• [Request]:
Pick out every line that holds the string "ocenění" and copy it.

[Some records]
★ ★ ★ ★

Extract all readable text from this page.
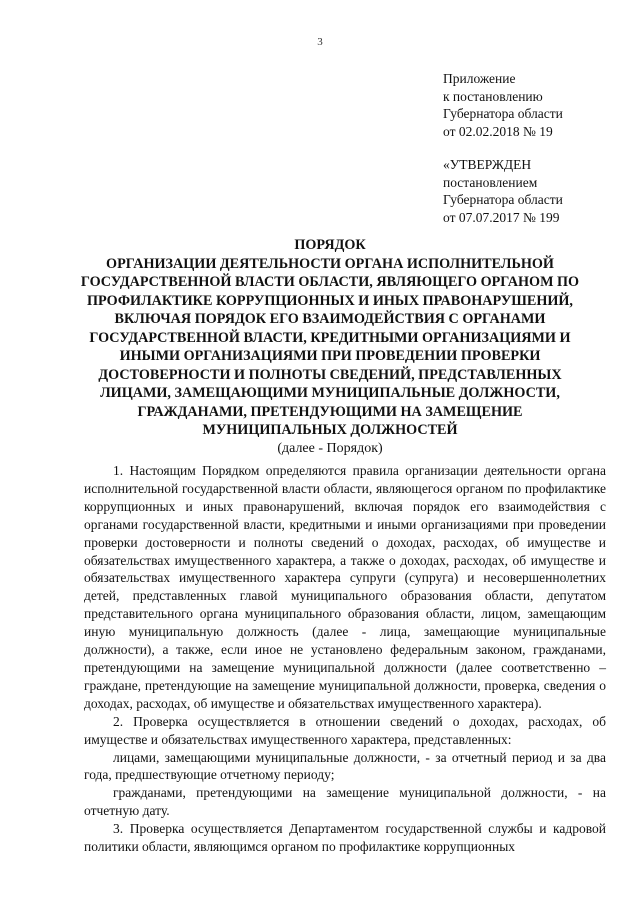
3
Приложение
к постановлению
Губернатора области
от 02.02.2018 № 19
«УТВЕРЖДЕН
постановлением
Губернатора области
от 07.07.2017 № 199
ПОРЯДОК
ОРГАНИЗАЦИИ ДЕЯТЕЛЬНОСТИ ОРГАНА ИСПОЛНИТЕЛЬНОЙ
ГОСУДАРСТВЕННОЙ ВЛАСТИ ОБЛАСТИ, ЯВЛЯЮЩЕГО ОРГАНОМ ПО
ПРОФИЛАКТИКЕ КОРРУПЦИОННЫХ И ИНЫХ ПРАВОНАРУШЕНИЙ,
ВКЛЮЧАЯ ПОРЯДОК ЕГО ВЗАИМОДЕЙСТВИЯ С ОРГАНАМИ
ГОСУДАРСТВЕННОЙ ВЛАСТИ, КРЕДИТНЫМИ ОРГАНИЗАЦИЯМИ И
ИНЫМИ ОРГАНИЗАЦИЯМИ ПРИ ПРОВЕДЕНИИ ПРОВЕРКИ
ДОСТОВЕРНОСТИ И ПОЛНОТЫ СВЕДЕНИЙ, ПРЕДСТАВЛЕННЫХ
ЛИЦАМИ, ЗАМЕЩАЮЩИМИ МУНИЦИПАЛЬНЫЕ ДОЛЖНОСТИ,
ГРАЖДАНАМИ, ПРЕТЕНДУЮЩИМИ НА ЗАМЕЩЕНИЕ
МУНИЦИПАЛЬНЫХ ДОЛЖНОСТЕЙ
(далее - Порядок)

1. Настоящим Порядком определяются правила организации деятельности органа исполнительной государственной власти области, являющегося органом по профилактике коррупционных и иных правонарушений, включая порядок его взаимодействия с органами государственной власти, кредитными и иными организациями при проведении проверки достоверности и полноты сведений о доходах, расходах, об имуществе и обязательствах имущественного характера, а также о доходах, расходах, об имуществе и обязательствах имущественного характера супруги (супруга) и несовершеннолетних детей, представленных главой муниципального образования области, депутатом представительного органа муниципального образования области, лицом, замещающим иную муниципальную должность (далее - лица, замещающие муниципальные должности), а также, если иное не установлено федеральным законом, гражданами, претендующими на замещение муниципальной должности (далее соответственно – граждане, претендующие на замещение муниципальной должности, проверка, сведения о доходах, расходах, об имуществе и обязательствах имущественного характера).

2. Проверка осуществляется в отношении сведений о доходах, расходах, об имуществе и обязательствах имущественного характера, представленных:

лицами, замещающими муниципальные должности, - за отчетный период и за два года, предшествующие отчетному периоду;

гражданами, претендующими на замещение муниципальной должности, - на отчетную дату.

3. Проверка осуществляется Департаментом государственной службы и кадровой политики области, являющимся органом по профилактике коррупционных
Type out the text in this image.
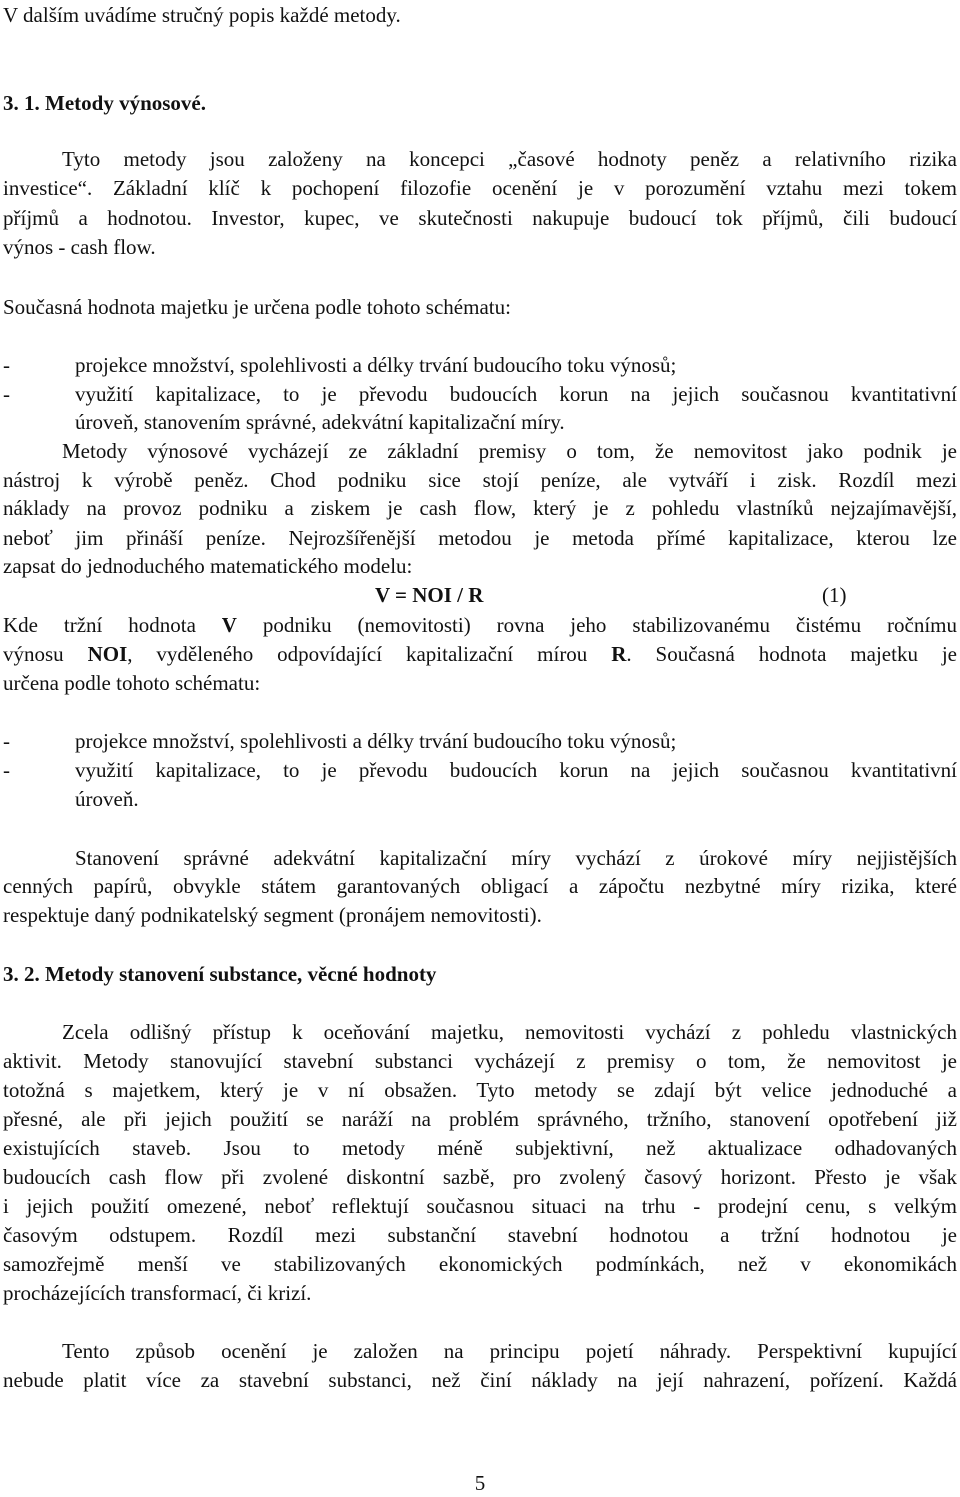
V dalším uvádíme stručný popis každé metody.

3. 1. Metody výnosové.

Tyto metody jsou založeny na koncepci „časové hodnoty peněz a relativního rizika

investice“. Základní klíč k pochopení filozofie ocenění je v porozumění vztahu mezi tokem

příjmů a hodnotou. Investor, kupec, ve skutečnosti nakupuje budoucí tok příjmů, čili budoucí

výnos - cash flow.

Současná hodnota majetku je určena podle tohoto schématu:

-	projekce množství, spolehlivosti a délky trvání budoucího toku výnosů;

-	využití kapitalizace, to je převodu budoucích korun na jejich současnou kvantitativní

úroveň, stanovením správné, adekvátní kapitalizační míry.

Metody výnosové vycházejí ze základní premisy o tom, že nemovitost jako podnik je

nástroj k výrobě peněz. Chod podniku sice stojí peníze, ale vytváří i zisk. Rozdíl mezi

náklady na provoz podniku a ziskem je cash flow, který je z pohledu vlastníků nejzajímavější,

neboť jim přináší peníze. Nejrozšířenější metodou je metoda přímé kapitalizace, kterou lze

zapsat do jednoduchého matematického modelu:

V = NOI / R	(1)

Kde tržní hodnota V podniku (nemovitosti) rovna jeho stabilizovanému čistému ročnímu

výnosu NOI, vyděleného odpovídající kapitalizační mírou R. Současná hodnota majetku je

určena podle tohoto schématu:

-	projekce množství, spolehlivosti a délky trvání budoucího toku výnosů;

-	využití kapitalizace, to je převodu budoucích korun na jejich současnou kvantitativní

úroveň.

Stanovení správné adekvátní kapitalizační míry vychází z úrokové míry nejjistějších

cenných papírů, obvykle státem garantovaných obligací a zápočtu nezbytné míry rizika, které

respektuje daný podnikatelský segment (pronájem nemovitosti).

3. 2. Metody stanovení substance, věcné hodnoty

Zcela odlišný přístup k oceňování majetku, nemovitosti vychází z pohledu vlastnických

aktivit. Metody stanovující stavební substanci vycházejí z premisy o tom, že nemovitost je

totožná s majetkem, který je v ní obsažen. Tyto metody se zdají být velice jednoduché a

přesné, ale při jejich použití se naráží na problém správného, tržního, stanovení opotřebení již

existujících staveb. Jsou to metody méně subjektivní, než aktualizace odhadovaných

budoucích cash flow při zvolené diskontní sazbě, pro zvolený časový horizont. Přesto je však

i jejich použití omezené, neboť reflektují současnou situaci na trhu - prodejní cenu, s velkým

časovým odstupem. Rozdíl mezi substanční stavební hodnotou a tržní hodnotou je

samozřejmě menší ve stabilizovaných ekonomických podmínkách, než v ekonomikách

procházejících transformací, či krizí.

Tento způsob ocenění je založen na principu pojetí náhrady. Perspektivní kupující

nebude platit více za stavební substanci, než činí náklady na její nahrazení, pořízení. Každá

5
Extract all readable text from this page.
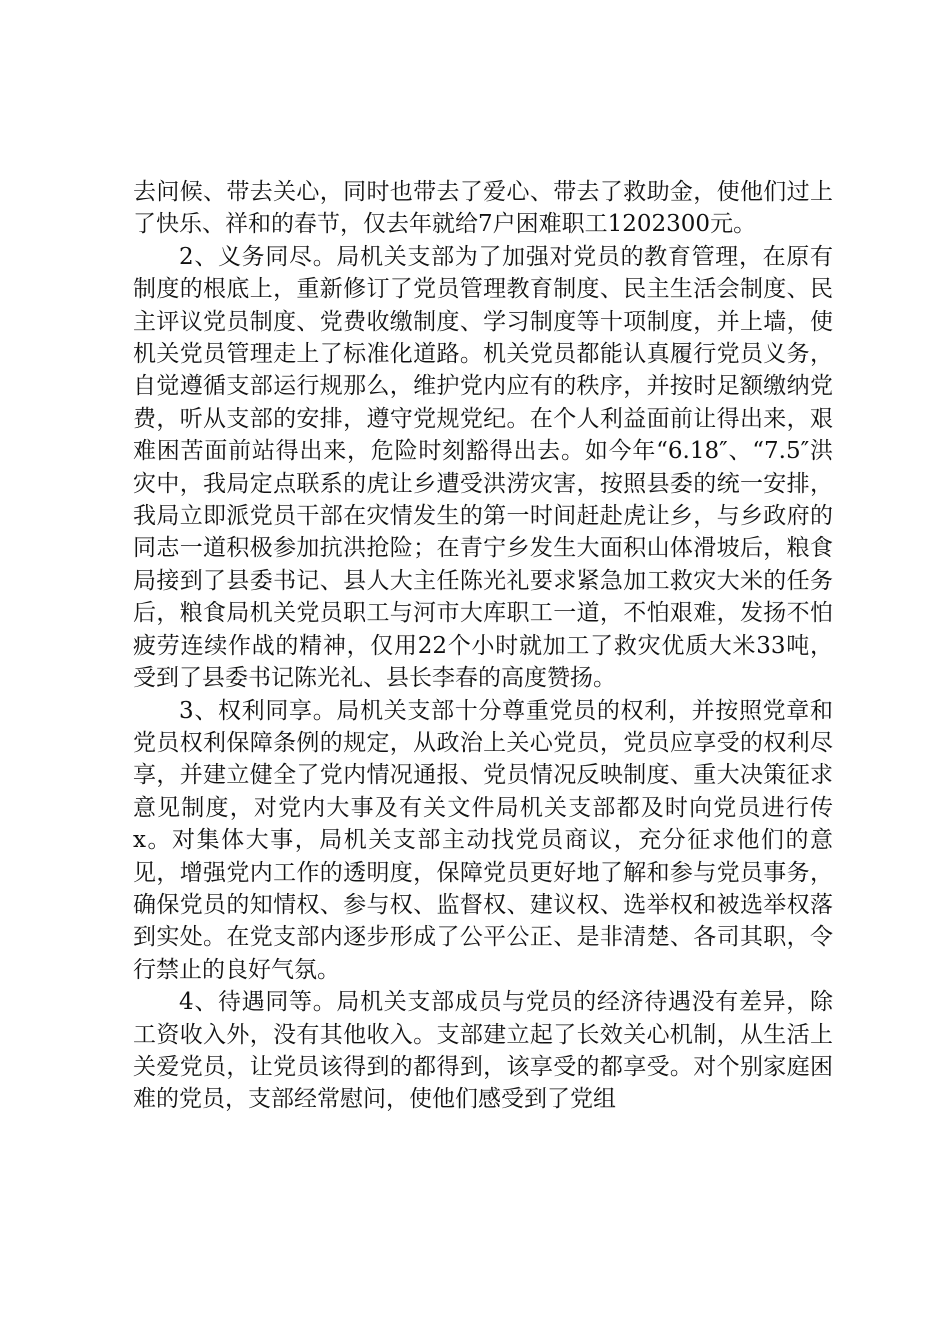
去问候、带去关心，同时也带去了爱心、带去了救助金，使他们过上了快乐、祥和的春节，仅去年就给7户困难职工1202300元。

2、义务同尽。局机关支部为了加强对党员的教育管理，在原有制度的根底上，重新修订了党员管理教育制度、民主生活会制度、民主评议党员制度、党费收缴制度、学习制度等十项制度，并上墙，使机关党员管理走上了标准化道路。机关党员都能认真履行党员义务，自觉遵循支部运行规那么，维护党内应有的秩序，并按时足额缴纳党费，听从支部的安排，遵守党规党纪。在个人利益面前让得出来，艰难困苦面前站得出来，危险时刻豁得出去。如今年“6.18″、“7.5″洪灾中，我局定点联系的虎让乡遭受洪涝灾害，按照县委的统一安排，我局立即派党员干部在灾情发生的第一时间赶赴虎让乡，与乡政府的同志一道积极参加抗洪抢险；在青宁乡发生大面积山体滑坡后，粮食局接到了县委书记、县人大主任陈光礼要求紧急加工救灾大米的任务后，粮食局机关党员职工与河市大库职工一道，不怕艰难，发扬不怕疲劳连续作战的精神，仅用22个小时就加工了救灾优质大米33吨，受到了县委书记陈光礼、县长李春的高度赞扬。

3、权利同享。局机关支部十分尊重党员的权利，并按照党章和党员权利保障条例的规定，从政治上关心党员，党员应享受的权利尽享，并建立健全了党内情况通报、党员情况反映制度、重大决策征求意见制度，对党内大事及有关文件局机关支部都及时向党员进行传x。对集体大事，局机关支部主动找党员商议，充分征求他们的意见，增强党内工作的透明度，保障党员更好地了解和参与党员事务，确保党员的知情权、参与权、监督权、建议权、选举权和被选举权落到实处。在党支部内逐步形成了公平公正、是非清楚、各司其职，令行禁止的良好气氛。

4、待遇同等。局机关支部成员与党员的经济待遇没有差异，除工资收入外，没有其他收入。支部建立起了长效关心机制，从生活上关爱党员，让党员该得到的都得到，该享受的都享受。对个别家庭困难的党员，支部经常慰问，使他们感受到了党组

★ ★ ★ ★

• [Solved exercise]:
investice“. Základní klíč k pochopení filozofie ocenění je v porozumění vztahu mezi tokem
Tento způsob ocenění je založen na principu pojetí náhrady. Perspektivní kupující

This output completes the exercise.